[What is expected]
Find the word "Lenguaje" in the material below and gather every line that contains it.

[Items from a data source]
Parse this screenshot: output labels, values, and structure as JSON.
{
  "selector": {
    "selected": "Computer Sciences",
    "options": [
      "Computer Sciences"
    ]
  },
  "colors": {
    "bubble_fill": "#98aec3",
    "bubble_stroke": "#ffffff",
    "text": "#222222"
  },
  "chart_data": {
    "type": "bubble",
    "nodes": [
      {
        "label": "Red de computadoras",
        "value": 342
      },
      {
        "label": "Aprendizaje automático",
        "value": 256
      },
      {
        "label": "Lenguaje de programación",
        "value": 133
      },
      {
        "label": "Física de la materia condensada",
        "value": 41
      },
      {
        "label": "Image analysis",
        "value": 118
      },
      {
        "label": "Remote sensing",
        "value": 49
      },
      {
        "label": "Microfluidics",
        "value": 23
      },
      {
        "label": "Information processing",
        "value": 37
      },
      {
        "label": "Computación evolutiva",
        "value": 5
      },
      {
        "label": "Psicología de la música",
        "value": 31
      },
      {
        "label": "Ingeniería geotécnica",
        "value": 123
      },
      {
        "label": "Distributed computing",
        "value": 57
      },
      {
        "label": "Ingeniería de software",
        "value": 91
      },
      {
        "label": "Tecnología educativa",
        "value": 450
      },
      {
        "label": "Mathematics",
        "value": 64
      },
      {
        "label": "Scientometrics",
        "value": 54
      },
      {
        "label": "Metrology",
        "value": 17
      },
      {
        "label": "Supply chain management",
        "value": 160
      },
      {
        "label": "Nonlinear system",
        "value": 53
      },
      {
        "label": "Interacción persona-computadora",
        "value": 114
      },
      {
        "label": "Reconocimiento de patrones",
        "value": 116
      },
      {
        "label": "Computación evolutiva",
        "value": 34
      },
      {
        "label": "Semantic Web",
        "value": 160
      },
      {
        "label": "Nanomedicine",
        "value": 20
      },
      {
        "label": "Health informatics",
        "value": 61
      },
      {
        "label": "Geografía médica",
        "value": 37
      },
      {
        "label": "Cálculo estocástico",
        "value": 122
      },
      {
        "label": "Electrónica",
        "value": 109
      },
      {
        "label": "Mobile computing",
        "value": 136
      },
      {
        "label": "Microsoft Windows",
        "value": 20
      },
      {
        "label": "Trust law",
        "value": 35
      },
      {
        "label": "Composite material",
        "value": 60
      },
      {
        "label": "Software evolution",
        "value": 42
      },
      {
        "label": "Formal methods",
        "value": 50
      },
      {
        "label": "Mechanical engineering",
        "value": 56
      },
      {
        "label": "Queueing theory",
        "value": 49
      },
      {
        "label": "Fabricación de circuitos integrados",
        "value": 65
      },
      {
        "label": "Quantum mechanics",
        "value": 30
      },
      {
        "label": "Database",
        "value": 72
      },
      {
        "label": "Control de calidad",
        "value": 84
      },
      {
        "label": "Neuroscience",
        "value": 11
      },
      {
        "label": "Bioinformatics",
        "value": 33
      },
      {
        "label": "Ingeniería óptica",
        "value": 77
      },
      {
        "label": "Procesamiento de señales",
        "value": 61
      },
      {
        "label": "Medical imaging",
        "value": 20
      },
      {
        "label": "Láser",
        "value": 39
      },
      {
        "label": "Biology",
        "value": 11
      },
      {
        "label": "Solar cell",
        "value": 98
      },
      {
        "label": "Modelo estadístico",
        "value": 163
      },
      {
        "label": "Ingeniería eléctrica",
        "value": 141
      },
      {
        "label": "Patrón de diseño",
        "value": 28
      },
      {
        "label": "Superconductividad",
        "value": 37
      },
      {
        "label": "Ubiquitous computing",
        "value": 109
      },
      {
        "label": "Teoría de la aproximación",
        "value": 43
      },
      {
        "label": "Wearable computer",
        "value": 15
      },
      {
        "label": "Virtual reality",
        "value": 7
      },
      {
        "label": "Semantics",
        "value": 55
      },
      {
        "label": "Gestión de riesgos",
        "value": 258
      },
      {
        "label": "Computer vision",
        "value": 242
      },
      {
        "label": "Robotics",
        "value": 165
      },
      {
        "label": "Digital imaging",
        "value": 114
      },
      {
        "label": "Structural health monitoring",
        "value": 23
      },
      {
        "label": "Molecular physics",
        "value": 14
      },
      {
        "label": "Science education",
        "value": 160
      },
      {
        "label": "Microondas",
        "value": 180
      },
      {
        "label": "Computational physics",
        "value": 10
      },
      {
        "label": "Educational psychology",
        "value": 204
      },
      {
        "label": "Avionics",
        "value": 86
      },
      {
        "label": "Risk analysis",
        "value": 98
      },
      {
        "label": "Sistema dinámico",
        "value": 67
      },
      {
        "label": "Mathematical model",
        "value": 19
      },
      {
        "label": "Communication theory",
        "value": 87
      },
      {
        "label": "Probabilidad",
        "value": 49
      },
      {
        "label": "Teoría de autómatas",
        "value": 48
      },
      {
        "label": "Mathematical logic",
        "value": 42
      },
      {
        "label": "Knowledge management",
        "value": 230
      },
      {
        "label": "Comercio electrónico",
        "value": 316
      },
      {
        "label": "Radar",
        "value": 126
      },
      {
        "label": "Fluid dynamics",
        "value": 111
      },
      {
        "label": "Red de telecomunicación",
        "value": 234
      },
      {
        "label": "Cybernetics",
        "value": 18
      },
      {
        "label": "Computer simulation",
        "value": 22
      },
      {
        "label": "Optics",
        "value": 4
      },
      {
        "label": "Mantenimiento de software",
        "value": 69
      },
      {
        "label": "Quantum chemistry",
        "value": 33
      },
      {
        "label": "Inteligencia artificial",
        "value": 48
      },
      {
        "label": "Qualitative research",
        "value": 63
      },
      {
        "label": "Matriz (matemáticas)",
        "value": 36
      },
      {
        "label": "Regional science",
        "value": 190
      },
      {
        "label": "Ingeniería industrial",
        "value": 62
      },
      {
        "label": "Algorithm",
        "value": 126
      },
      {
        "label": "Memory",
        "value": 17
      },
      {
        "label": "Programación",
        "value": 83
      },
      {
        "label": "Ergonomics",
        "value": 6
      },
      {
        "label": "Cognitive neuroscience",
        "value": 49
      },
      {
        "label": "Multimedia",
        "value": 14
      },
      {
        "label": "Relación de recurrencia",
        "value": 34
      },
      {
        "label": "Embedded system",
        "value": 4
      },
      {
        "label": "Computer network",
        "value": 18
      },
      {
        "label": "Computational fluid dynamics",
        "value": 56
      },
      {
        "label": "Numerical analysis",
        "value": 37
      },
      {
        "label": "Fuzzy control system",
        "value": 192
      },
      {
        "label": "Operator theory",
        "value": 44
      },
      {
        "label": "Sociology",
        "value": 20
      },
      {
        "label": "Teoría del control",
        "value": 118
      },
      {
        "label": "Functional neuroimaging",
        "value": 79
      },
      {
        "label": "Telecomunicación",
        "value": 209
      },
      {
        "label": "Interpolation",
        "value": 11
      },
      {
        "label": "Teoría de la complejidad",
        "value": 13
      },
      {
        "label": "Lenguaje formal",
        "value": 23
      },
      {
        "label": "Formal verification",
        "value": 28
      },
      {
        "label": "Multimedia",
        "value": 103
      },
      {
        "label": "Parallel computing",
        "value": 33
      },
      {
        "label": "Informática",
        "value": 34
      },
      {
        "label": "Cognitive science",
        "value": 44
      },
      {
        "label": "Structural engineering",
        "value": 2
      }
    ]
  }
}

[Written solution]
        "label": "Lenguaje de programación",
        "label": "Lenguaje formal",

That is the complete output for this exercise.